STORED ROWS:
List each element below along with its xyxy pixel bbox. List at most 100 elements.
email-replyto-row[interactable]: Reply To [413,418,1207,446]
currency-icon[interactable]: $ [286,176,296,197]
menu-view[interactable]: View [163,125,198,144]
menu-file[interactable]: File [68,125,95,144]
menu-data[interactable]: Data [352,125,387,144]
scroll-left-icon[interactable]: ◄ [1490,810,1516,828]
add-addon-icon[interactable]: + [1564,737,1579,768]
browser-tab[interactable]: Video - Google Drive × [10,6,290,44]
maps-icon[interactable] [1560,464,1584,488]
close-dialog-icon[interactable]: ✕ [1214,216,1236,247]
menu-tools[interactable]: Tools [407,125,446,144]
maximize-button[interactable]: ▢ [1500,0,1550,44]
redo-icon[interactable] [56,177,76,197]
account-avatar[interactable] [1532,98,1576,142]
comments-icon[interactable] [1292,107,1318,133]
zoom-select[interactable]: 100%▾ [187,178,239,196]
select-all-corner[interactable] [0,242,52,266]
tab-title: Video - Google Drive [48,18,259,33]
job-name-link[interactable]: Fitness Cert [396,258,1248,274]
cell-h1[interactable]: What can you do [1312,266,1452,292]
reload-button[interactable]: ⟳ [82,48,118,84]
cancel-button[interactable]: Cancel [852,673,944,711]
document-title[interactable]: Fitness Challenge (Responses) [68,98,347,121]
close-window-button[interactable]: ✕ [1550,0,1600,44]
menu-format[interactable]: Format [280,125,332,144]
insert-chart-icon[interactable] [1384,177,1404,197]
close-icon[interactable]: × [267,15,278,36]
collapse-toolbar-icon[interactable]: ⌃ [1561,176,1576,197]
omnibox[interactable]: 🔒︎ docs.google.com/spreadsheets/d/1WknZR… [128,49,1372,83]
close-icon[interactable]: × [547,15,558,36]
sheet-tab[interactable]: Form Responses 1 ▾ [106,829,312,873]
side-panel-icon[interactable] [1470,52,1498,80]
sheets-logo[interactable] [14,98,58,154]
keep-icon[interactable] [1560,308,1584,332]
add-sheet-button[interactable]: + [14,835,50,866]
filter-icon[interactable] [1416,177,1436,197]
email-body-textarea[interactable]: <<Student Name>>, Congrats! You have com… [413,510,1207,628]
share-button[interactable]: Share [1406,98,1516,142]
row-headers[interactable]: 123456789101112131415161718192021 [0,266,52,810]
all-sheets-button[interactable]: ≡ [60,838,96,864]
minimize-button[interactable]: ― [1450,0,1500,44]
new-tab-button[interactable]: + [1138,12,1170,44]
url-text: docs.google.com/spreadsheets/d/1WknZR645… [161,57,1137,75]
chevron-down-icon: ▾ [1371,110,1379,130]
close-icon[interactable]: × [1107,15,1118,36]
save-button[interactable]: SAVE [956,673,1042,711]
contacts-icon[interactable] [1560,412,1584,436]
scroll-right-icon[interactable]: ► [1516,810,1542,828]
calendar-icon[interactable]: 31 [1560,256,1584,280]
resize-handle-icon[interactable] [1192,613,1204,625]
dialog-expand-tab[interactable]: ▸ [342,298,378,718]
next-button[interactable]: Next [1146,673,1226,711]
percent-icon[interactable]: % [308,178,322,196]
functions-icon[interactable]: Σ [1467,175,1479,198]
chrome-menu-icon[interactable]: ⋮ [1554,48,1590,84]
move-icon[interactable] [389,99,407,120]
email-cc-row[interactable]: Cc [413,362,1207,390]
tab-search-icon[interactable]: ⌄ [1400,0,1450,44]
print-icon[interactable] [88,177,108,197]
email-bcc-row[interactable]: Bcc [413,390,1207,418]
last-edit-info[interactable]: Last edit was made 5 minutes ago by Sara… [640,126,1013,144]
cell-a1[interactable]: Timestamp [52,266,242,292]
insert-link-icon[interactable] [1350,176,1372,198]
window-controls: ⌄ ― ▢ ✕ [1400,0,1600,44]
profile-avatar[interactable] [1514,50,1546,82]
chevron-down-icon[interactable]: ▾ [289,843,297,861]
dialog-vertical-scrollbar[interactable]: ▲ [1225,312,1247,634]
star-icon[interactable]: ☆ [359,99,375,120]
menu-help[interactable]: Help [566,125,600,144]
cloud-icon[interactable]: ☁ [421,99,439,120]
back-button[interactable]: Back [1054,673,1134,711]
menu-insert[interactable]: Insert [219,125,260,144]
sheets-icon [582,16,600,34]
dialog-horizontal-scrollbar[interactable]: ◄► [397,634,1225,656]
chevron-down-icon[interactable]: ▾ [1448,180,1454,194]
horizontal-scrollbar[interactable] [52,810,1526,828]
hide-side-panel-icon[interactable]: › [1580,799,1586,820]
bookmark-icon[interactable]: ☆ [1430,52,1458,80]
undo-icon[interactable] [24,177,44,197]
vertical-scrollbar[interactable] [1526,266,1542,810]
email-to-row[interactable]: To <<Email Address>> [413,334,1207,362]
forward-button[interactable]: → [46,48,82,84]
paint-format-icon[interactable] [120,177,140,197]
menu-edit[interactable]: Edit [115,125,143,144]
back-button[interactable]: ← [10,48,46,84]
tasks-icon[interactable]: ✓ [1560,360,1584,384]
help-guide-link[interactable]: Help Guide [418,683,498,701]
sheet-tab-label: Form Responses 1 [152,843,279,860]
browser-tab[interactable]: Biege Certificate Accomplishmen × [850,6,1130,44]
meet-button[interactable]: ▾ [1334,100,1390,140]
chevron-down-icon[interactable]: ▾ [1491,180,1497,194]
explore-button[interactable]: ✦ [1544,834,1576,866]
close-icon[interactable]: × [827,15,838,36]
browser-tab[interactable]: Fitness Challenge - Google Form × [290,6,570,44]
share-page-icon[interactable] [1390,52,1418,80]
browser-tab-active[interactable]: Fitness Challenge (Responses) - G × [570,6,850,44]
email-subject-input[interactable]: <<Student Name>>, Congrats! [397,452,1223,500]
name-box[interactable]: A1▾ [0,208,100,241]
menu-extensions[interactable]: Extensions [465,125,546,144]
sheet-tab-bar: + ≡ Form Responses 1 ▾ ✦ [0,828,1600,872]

...

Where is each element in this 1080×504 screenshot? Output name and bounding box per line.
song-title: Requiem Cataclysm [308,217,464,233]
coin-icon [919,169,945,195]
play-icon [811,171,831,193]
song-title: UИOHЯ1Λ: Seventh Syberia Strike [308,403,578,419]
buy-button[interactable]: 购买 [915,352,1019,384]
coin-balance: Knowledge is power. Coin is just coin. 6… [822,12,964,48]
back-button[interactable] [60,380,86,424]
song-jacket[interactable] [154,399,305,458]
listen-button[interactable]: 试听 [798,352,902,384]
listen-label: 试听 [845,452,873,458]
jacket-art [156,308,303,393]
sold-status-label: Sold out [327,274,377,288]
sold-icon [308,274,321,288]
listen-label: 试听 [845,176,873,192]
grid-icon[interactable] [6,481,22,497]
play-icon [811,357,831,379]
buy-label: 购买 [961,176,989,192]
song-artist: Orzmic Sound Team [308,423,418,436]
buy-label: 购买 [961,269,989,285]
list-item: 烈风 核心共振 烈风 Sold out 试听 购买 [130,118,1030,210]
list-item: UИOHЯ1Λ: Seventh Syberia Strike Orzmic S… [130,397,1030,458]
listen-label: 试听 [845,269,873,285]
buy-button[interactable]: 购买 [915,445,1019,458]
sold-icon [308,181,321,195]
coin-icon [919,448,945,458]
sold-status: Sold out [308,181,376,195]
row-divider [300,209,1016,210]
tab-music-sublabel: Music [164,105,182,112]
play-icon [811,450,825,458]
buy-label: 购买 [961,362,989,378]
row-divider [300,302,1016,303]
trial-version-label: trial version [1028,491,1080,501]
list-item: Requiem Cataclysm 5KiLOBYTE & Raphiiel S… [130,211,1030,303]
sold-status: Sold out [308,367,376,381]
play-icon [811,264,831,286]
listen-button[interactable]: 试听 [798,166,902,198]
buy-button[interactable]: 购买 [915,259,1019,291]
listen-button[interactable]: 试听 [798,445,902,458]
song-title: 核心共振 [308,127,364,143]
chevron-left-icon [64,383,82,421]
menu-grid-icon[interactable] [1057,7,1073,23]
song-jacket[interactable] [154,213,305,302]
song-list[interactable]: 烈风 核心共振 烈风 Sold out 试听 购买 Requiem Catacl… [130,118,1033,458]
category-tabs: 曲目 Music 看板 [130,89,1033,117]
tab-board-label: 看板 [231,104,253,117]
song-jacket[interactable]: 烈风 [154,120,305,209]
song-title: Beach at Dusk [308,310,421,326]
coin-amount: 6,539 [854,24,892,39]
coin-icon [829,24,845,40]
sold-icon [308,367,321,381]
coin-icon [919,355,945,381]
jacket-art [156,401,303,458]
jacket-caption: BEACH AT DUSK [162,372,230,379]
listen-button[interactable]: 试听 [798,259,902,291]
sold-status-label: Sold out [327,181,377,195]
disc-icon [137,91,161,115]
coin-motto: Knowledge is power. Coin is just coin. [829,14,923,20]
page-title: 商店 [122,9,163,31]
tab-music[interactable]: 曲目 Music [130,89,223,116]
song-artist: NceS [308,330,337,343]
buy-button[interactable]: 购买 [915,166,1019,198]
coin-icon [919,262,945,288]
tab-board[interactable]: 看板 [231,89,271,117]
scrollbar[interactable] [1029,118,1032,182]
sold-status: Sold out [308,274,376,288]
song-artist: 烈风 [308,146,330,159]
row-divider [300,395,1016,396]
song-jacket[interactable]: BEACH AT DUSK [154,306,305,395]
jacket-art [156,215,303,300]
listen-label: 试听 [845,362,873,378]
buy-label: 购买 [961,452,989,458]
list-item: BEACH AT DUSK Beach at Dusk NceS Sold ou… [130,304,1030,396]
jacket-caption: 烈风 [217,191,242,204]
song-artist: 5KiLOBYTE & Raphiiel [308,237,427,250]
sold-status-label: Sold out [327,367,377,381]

WHAT YOU NEED TO DO:
Reproduce, character for character, the stretch of records from the line containing "List each element" through the line containing "email-body-textarea[interactable]: <<Student Name>>, Congrats!", with both of those lines included.

RESPONSE TO THIS EXERCISE:
List each element below along with its xyxy pixel bbox. List at most 100 elements.
email-replyto-row[interactable]: Reply To [413,418,1207,446]
currency-icon[interactable]: $ [286,176,296,197]
menu-view[interactable]: View [163,125,198,144]
menu-file[interactable]: File [68,125,95,144]
menu-data[interactable]: Data [352,125,387,144]
scroll-left-icon[interactable]: ◄ [1490,810,1516,828]
add-addon-icon[interactable]: + [1564,737,1579,768]
browser-tab[interactable]: Video - Google Drive × [10,6,290,44]
maps-icon[interactable] [1560,464,1584,488]
close-dialog-icon[interactable]: ✕ [1214,216,1236,247]
menu-tools[interactable]: Tools [407,125,446,144]
maximize-button[interactable]: ▢ [1500,0,1550,44]
redo-icon[interactable] [56,177,76,197]
account-avatar[interactable] [1532,98,1576,142]
comments-icon[interactable] [1292,107,1318,133]
zoom-select[interactable]: 100%▾ [187,178,239,196]
select-all-corner[interactable] [0,242,52,266]
tab-title: Video - Google Drive [48,18,259,33]
job-name-link[interactable]: Fitness Cert [396,258,1248,274]
cell-h1[interactable]: What can you do [1312,266,1452,292]
reload-button[interactable]: ⟳ [82,48,118,84]
cancel-button[interactable]: Cancel [852,673,944,711]
document-title[interactable]: Fitness Challenge (Responses) [68,98,347,121]
close-window-button[interactable]: ✕ [1550,0,1600,44]
menu-format[interactable]: Format [280,125,332,144]
insert-chart-icon[interactable] [1384,177,1404,197]
close-icon[interactable]: × [267,15,278,36]
collapse-toolbar-icon[interactable]: ⌃ [1561,176,1576,197]
omnibox[interactable]: 🔒︎ docs.google.com/spreadsheets/d/1WknZR… [128,49,1372,83]
close-icon[interactable]: × [547,15,558,36]
sheet-tab[interactable]: Form Responses 1 ▾ [106,829,312,873]
side-panel-icon[interactable] [1470,52,1498,80]
sheets-logo[interactable] [14,98,58,154]
keep-icon[interactable] [1560,308,1584,332]
add-sheet-button[interactable]: + [14,835,50,866]
filter-icon[interactable] [1416,177,1436,197]
email-body-textarea[interactable]: <<Student Name>>, Congrats! You have com… [413,510,1207,628]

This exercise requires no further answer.